> **Written exercise**
Output the material beneath this task exactly, images excluded.
====================
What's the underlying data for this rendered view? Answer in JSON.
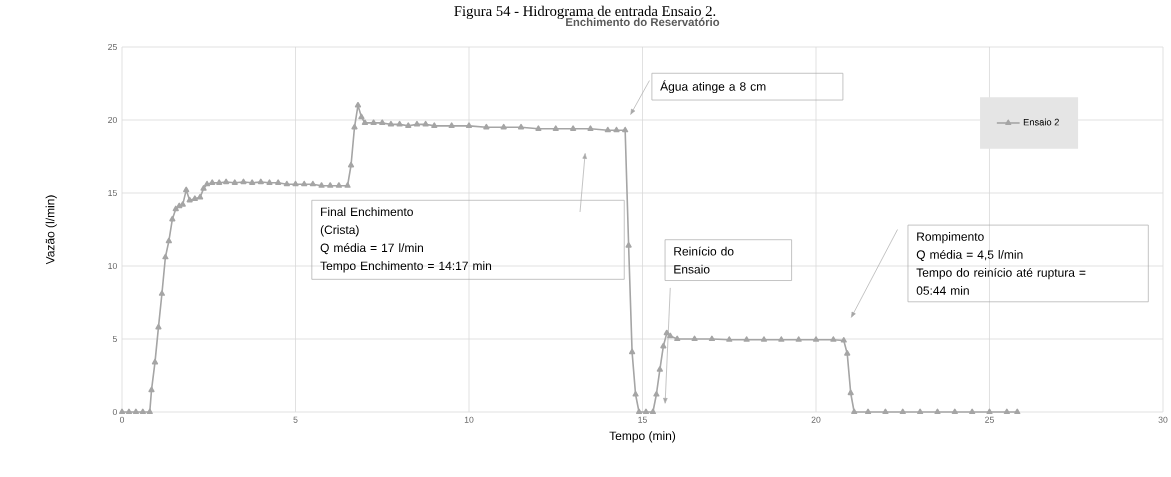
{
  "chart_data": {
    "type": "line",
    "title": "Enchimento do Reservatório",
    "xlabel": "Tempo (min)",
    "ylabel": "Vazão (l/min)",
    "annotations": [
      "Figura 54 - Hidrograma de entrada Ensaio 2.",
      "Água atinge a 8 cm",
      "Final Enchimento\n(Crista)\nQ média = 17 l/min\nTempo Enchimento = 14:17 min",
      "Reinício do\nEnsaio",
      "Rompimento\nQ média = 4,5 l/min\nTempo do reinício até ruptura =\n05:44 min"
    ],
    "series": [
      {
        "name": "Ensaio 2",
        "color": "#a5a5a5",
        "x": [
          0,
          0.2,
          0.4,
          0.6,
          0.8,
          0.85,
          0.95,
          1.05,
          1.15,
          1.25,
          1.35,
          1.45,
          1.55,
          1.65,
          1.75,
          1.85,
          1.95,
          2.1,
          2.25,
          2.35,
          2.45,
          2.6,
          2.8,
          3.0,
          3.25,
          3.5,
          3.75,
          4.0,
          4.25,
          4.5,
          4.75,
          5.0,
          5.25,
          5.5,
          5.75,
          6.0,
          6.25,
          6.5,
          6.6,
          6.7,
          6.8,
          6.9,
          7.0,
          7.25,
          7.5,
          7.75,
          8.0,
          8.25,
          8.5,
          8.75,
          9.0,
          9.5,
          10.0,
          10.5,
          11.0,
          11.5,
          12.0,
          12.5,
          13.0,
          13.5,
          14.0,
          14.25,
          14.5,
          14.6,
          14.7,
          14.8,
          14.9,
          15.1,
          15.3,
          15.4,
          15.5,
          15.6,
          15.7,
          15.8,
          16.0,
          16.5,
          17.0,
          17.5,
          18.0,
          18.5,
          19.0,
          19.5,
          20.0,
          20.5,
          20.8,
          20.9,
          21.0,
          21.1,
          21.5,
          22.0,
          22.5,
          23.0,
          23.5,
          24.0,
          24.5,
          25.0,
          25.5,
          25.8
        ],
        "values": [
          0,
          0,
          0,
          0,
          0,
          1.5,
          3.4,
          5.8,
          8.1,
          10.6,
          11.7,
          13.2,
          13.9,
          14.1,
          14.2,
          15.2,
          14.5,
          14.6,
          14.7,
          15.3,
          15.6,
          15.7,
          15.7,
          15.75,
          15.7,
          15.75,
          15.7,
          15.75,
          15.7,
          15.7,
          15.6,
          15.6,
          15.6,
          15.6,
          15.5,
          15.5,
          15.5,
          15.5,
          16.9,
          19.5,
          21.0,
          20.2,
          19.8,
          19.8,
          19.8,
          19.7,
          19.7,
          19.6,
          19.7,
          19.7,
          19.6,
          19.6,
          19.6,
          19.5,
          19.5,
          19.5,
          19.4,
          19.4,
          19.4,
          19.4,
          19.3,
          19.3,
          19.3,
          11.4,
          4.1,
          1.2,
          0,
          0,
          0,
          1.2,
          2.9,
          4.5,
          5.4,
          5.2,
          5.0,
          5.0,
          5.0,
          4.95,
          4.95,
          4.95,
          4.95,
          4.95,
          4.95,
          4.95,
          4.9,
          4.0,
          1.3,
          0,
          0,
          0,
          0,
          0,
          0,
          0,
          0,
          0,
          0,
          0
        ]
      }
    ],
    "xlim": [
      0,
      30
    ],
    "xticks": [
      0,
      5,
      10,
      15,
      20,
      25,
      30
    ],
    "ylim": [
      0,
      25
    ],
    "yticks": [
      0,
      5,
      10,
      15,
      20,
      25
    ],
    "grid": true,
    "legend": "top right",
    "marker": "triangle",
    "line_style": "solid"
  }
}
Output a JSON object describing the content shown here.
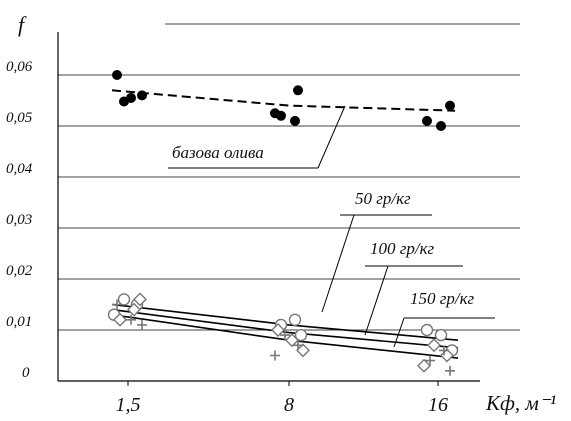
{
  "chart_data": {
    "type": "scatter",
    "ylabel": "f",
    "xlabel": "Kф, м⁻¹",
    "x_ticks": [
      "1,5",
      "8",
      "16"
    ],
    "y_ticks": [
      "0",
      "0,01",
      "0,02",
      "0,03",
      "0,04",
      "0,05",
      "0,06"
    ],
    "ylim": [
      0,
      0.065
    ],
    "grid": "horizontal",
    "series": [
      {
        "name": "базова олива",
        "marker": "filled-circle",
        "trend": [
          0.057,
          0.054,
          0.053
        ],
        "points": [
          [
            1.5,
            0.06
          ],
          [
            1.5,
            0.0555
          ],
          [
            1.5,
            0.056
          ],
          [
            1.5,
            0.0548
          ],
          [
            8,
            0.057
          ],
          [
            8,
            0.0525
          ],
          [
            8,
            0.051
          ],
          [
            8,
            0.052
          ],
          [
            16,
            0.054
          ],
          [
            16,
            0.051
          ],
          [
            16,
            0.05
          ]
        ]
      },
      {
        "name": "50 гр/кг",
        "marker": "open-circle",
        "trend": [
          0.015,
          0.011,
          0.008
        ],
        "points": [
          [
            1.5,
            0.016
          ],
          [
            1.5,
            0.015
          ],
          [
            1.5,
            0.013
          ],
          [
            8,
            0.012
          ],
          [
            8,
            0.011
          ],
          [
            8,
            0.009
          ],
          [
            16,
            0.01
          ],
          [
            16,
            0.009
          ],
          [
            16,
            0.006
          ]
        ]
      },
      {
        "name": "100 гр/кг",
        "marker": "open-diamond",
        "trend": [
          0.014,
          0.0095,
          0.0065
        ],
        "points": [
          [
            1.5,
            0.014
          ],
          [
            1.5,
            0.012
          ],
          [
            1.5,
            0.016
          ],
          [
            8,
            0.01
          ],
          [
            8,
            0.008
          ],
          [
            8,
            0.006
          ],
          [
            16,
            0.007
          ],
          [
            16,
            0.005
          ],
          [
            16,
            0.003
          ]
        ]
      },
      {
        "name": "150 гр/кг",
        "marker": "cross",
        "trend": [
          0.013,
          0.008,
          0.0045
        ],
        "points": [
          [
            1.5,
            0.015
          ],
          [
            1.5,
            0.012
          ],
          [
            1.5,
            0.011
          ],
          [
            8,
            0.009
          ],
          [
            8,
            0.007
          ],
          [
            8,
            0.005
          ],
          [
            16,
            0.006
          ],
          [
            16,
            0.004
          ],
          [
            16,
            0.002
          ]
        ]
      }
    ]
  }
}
====================
> **Correct answer**
What's the underlying data for this rendered view? Answer in JSON.
{
  "chart_data": {
    "type": "line",
    "title": "Enchimento do Reservatório",
    "xlabel": "Tempo (min)",
    "ylabel": "Vazão (l/min)",
    "annotations": [
      "Figura 54 - Hidrograma de entrada Ensaio 2.",
      "Água atinge a 8 cm",
      "Final Enchimento\n(Crista)\nQ média = 17 l/min\nTempo Enchimento = 14:17 min",
      "Reinício do\nEnsaio",
      "Rompimento\nQ média = 4,5 l/min\nTempo do reinício até ruptura =\n05:44 min"
    ],
    "series": [
      {
        "name": "Ensaio 2",
        "color": "#a5a5a5",
        "x": [
          0,
          0.2,
          0.4,
          0.6,
          0.8,
          0.85,
          0.95,
          1.05,
          1.15,
          1.25,
          1.35,
          1.45,
          1.55,
          1.65,
          1.75,
          1.85,
          1.95,
          2.1,
          2.25,
          2.35,
          2.45,
          2.6,
          2.8,
          3.0,
          3.25,
          3.5,
          3.75,
          4.0,
          4.25,
          4.5,
          4.75,
          5.0,
          5.25,
          5.5,
          5.75,
          6.0,
          6.25,
          6.5,
          6.6,
          6.7,
          6.8,
          6.9,
          7.0,
          7.25,
          7.5,
          7.75,
          8.0,
          8.25,
          8.5,
          8.75,
          9.0,
          9.5,
          10.0,
          10.5,
          11.0,
          11.5,
          12.0,
          12.5,
          13.0,
          13.5,
          14.0,
          14.25,
          14.5,
          14.6,
          14.7,
          14.8,
          14.9,
          15.1,
          15.3,
          15.4,
          15.5,
          15.6,
          15.7,
          15.8,
          16.0,
          16.5,
          17.0,
          17.5,
          18.0,
          18.5,
          19.0,
          19.5,
          20.0,
          20.5,
          20.8,
          20.9,
          21.0,
          21.1,
          21.5,
          22.0,
          22.5,
          23.0,
          23.5,
          24.0,
          24.5,
          25.0,
          25.5,
          25.8
        ],
        "values": [
          0,
          0,
          0,
          0,
          0,
          1.5,
          3.4,
          5.8,
          8.1,
          10.6,
          11.7,
          13.2,
          13.9,
          14.1,
          14.2,
          15.2,
          14.5,
          14.6,
          14.7,
          15.3,
          15.6,
          15.7,
          15.7,
          15.75,
          15.7,
          15.75,
          15.7,
          15.75,
          15.7,
          15.7,
          15.6,
          15.6,
          15.6,
          15.6,
          15.5,
          15.5,
          15.5,
          15.5,
          16.9,
          19.5,
          21.0,
          20.2,
          19.8,
          19.8,
          19.8,
          19.7,
          19.7,
          19.6,
          19.7,
          19.7,
          19.6,
          19.6,
          19.6,
          19.5,
          19.5,
          19.5,
          19.4,
          19.4,
          19.4,
          19.4,
          19.3,
          19.3,
          19.3,
          11.4,
          4.1,
          1.2,
          0,
          0,
          0,
          1.2,
          2.9,
          4.5,
          5.4,
          5.2,
          5.0,
          5.0,
          5.0,
          4.95,
          4.95,
          4.95,
          4.95,
          4.95,
          4.95,
          4.95,
          4.9,
          4.0,
          1.3,
          0,
          0,
          0,
          0,
          0,
          0,
          0,
          0,
          0,
          0,
          0
        ]
      }
    ],
    "xlim": [
      0,
      30
    ],
    "xticks": [
      0,
      5,
      10,
      15,
      20,
      25,
      30
    ],
    "ylim": [
      0,
      25
    ],
    "yticks": [
      0,
      5,
      10,
      15,
      20,
      25
    ],
    "grid": true,
    "legend": "top right",
    "marker": "triangle",
    "line_style": "solid"
  }
}
Output a JSON object describing the content shown here.
{
  "chart_data": {
    "type": "scatter",
    "ylabel": "f",
    "xlabel": "Kф, м⁻¹",
    "x_ticks": [
      "1,5",
      "8",
      "16"
    ],
    "y_ticks": [
      "0",
      "0,01",
      "0,02",
      "0,03",
      "0,04",
      "0,05",
      "0,06"
    ],
    "ylim": [
      0,
      0.065
    ],
    "grid": "horizontal",
    "series": [
      {
        "name": "базова олива",
        "marker": "filled-circle",
        "trend": [
          0.057,
          0.054,
          0.053
        ],
        "points": [
          [
            1.5,
            0.06
          ],
          [
            1.5,
            0.0555
          ],
          [
            1.5,
            0.056
          ],
          [
            1.5,
            0.0548
          ],
          [
            8,
            0.057
          ],
          [
            8,
            0.0525
          ],
          [
            8,
            0.051
          ],
          [
            8,
            0.052
          ],
          [
            16,
            0.054
          ],
          [
            16,
            0.051
          ],
          [
            16,
            0.05
          ]
        ]
      },
      {
        "name": "50 гр/кг",
        "marker": "open-circle",
        "trend": [
          0.015,
          0.011,
          0.008
        ],
        "points": [
          [
            1.5,
            0.016
          ],
          [
            1.5,
            0.015
          ],
          [
            1.5,
            0.013
          ],
          [
            8,
            0.012
          ],
          [
            8,
            0.011
          ],
          [
            8,
            0.009
          ],
          [
            16,
            0.01
          ],
          [
            16,
            0.009
          ],
          [
            16,
            0.006
          ]
        ]
      },
      {
        "name": "100 гр/кг",
        "marker": "open-diamond",
        "trend": [
          0.014,
          0.0095,
          0.0065
        ],
        "points": [
          [
            1.5,
            0.014
          ],
          [
            1.5,
            0.012
          ],
          [
            1.5,
            0.016
          ],
          [
            8,
            0.01
          ],
          [
            8,
            0.008
          ],
          [
            8,
            0.006
          ],
          [
            16,
            0.007
          ],
          [
            16,
            0.005
          ],
          [
            16,
            0.003
          ]
        ]
      },
      {
        "name": "150 гр/кг",
        "marker": "cross",
        "trend": [
          0.013,
          0.008,
          0.0045
        ],
        "points": [
          [
            1.5,
            0.015
          ],
          [
            1.5,
            0.012
          ],
          [
            1.5,
            0.011
          ],
          [
            8,
            0.009
          ],
          [
            8,
            0.007
          ],
          [
            8,
            0.005
          ],
          [
            16,
            0.006
          ],
          [
            16,
            0.004
          ],
          [
            16,
            0.002
          ]
        ]
      }
    ]
  }
}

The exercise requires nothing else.